**Problem statement:**
Set the listing down again exactly, please, apart from its pictures.

#### Supplied material

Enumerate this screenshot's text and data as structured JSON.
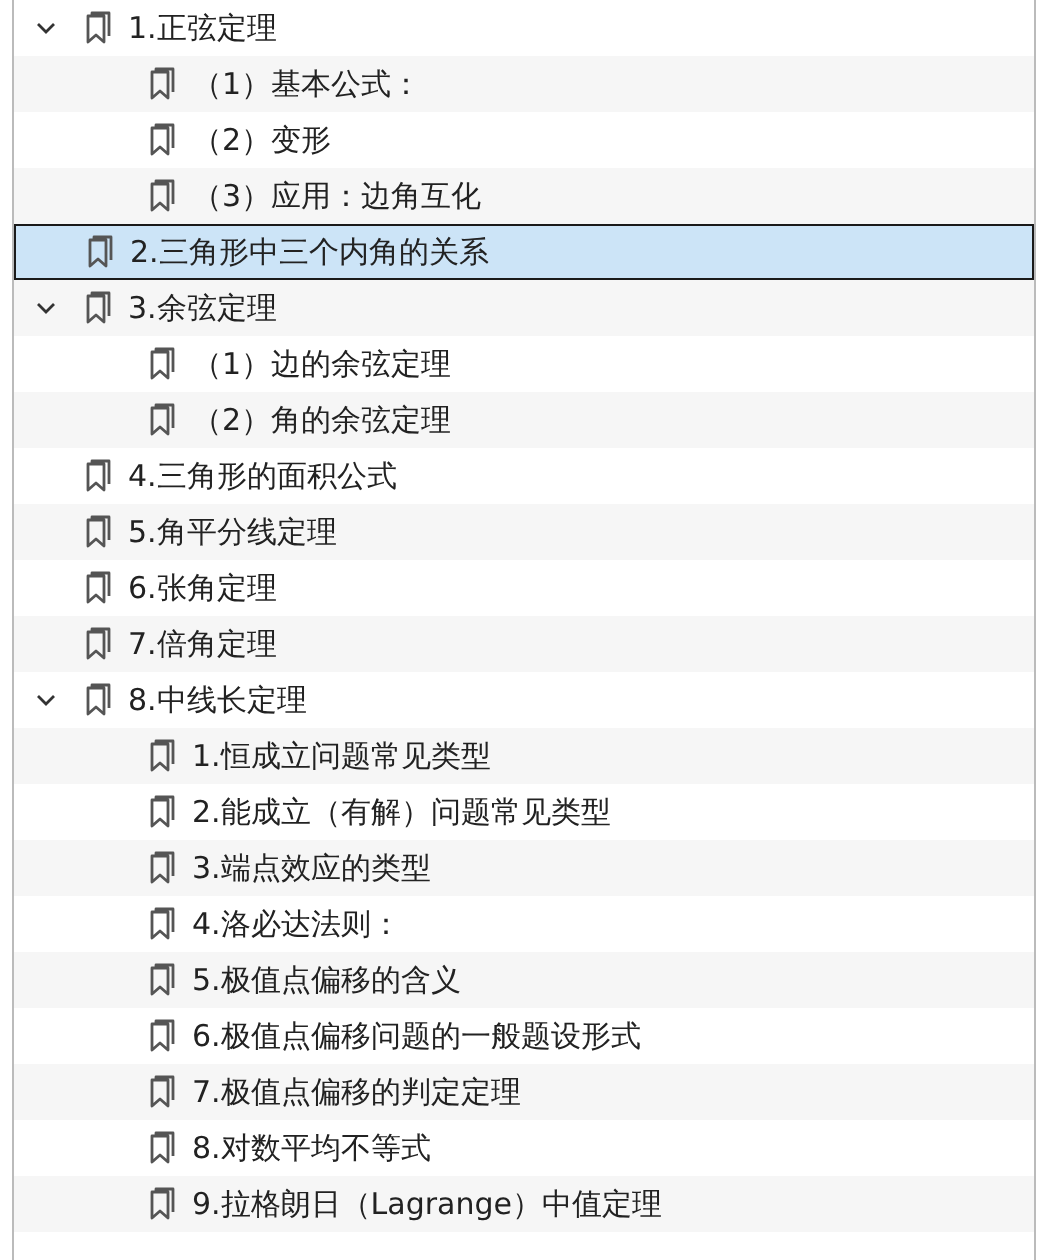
{
  "bookmarks": [
    {
      "label": "1.正弦定理",
      "expanded": true,
      "selected": false,
      "children": [
        {
          "label": "（1）基本公式：",
          "selected": false
        },
        {
          "label": "（2）变形",
          "selected": false
        },
        {
          "label": "（3）应用：边角互化",
          "selected": false
        }
      ]
    },
    {
      "label": "2.三角形中三个内角的关系",
      "selected": true
    },
    {
      "label": "3.余弦定理",
      "expanded": true,
      "selected": false,
      "children": [
        {
          "label": "（1）边的余弦定理",
          "selected": false
        },
        {
          "label": "（2）角的余弦定理",
          "selected": false
        }
      ]
    },
    {
      "label": "4.三角形的面积公式",
      "selected": false
    },
    {
      "label": "5.角平分线定理",
      "selected": false
    },
    {
      "label": "6.张角定理",
      "selected": false
    },
    {
      "label": "7.倍角定理",
      "selected": false
    },
    {
      "label": "8.中线长定理",
      "expanded": true,
      "selected": false,
      "children": [
        {
          "label": "1.恒成立问题常见类型",
          "selected": false
        },
        {
          "label": "2.能成立（有解）问题常见类型",
          "selected": false
        },
        {
          "label": "3.端点效应的类型",
          "selected": false
        },
        {
          "label": "4.洛必达法则：",
          "selected": false
        },
        {
          "label": "5.极值点偏移的含义",
          "selected": false
        },
        {
          "label": "6.极值点偏移问题的一般题设形式",
          "selected": false
        },
        {
          "label": "7.极值点偏移的判定定理",
          "selected": false
        },
        {
          "label": "8.对数平均不等式",
          "selected": false
        },
        {
          "label": "9.拉格朗日（Lagrange）中值定理",
          "selected": false
        }
      ]
    }
  ]
}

########

**Written solution:**
Enumerate this screenshot's text and data as structured JSON.
{
  "bookmarks": [
    {
      "label": "1.正弦定理",
      "expanded": true,
      "selected": false,
      "children": [
        {
          "label": "（1）基本公式：",
          "selected": false
        },
        {
          "label": "（2）变形",
          "selected": false
        },
        {
          "label": "（3）应用：边角互化",
          "selected": false
        }
      ]
    },
    {
      "label": "2.三角形中三个内角的关系",
      "selected": true
    },
    {
      "label": "3.余弦定理",
      "expanded": true,
      "selected": false,
      "children": [
        {
          "label": "（1）边的余弦定理",
          "selected": false
        },
        {
          "label": "（2）角的余弦定理",
          "selected": false
        }
      ]
    },
    {
      "label": "4.三角形的面积公式",
      "selected": false
    },
    {
      "label": "5.角平分线定理",
      "selected": false
    },
    {
      "label": "6.张角定理",
      "selected": false
    },
    {
      "label": "7.倍角定理",
      "selected": false
    },
    {
      "label": "8.中线长定理",
      "expanded": true,
      "selected": false,
      "children": [
        {
          "label": "1.恒成立问题常见类型",
          "selected": false
        },
        {
          "label": "2.能成立（有解）问题常见类型",
          "selected": false
        },
        {
          "label": "3.端点效应的类型",
          "selected": false
        },
        {
          "label": "4.洛必达法则：",
          "selected": false
        },
        {
          "label": "5.极值点偏移的含义",
          "selected": false
        },
        {
          "label": "6.极值点偏移问题的一般题设形式",
          "selected": false
        },
        {
          "label": "7.极值点偏移的判定定理",
          "selected": false
        },
        {
          "label": "8.对数平均不等式",
          "selected": false
        },
        {
          "label": "9.拉格朗日（Lagrange）中值定理",
          "selected": false
        }
      ]
    }
  ]
}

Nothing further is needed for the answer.